§ **RECORDS PROVIDED**:
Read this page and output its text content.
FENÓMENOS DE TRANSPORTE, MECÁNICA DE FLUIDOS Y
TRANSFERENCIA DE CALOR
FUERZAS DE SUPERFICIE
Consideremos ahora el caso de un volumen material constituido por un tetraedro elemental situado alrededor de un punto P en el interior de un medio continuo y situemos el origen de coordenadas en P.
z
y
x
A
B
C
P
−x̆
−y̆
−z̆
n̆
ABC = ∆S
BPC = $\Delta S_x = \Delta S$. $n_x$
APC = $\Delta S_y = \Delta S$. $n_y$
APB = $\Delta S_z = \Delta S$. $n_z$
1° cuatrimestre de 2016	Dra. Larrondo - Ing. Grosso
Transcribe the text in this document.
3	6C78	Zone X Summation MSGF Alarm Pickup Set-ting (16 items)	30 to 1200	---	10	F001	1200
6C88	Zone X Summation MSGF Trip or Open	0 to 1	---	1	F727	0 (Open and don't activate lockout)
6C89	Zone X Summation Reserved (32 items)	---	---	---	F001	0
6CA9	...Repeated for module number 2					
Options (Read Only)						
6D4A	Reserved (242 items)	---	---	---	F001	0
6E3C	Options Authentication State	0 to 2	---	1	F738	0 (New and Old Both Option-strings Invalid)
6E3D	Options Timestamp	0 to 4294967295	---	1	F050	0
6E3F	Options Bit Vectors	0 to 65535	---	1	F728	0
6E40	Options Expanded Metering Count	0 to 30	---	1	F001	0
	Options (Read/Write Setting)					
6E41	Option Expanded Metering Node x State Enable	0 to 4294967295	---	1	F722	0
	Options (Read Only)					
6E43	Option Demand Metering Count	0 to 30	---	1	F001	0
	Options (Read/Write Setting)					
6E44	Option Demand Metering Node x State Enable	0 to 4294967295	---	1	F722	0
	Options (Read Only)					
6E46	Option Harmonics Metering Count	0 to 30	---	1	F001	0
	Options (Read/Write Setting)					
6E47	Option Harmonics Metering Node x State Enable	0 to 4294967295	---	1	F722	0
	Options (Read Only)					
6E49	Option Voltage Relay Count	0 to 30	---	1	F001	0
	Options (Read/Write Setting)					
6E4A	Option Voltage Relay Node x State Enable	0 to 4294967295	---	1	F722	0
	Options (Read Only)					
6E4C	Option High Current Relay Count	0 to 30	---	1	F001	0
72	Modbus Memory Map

§ **PROBLEM DESCRIPTION**: Answer with one number: how many lines of the entries above include the word "State".

§ **FINAL ANSWER**: 5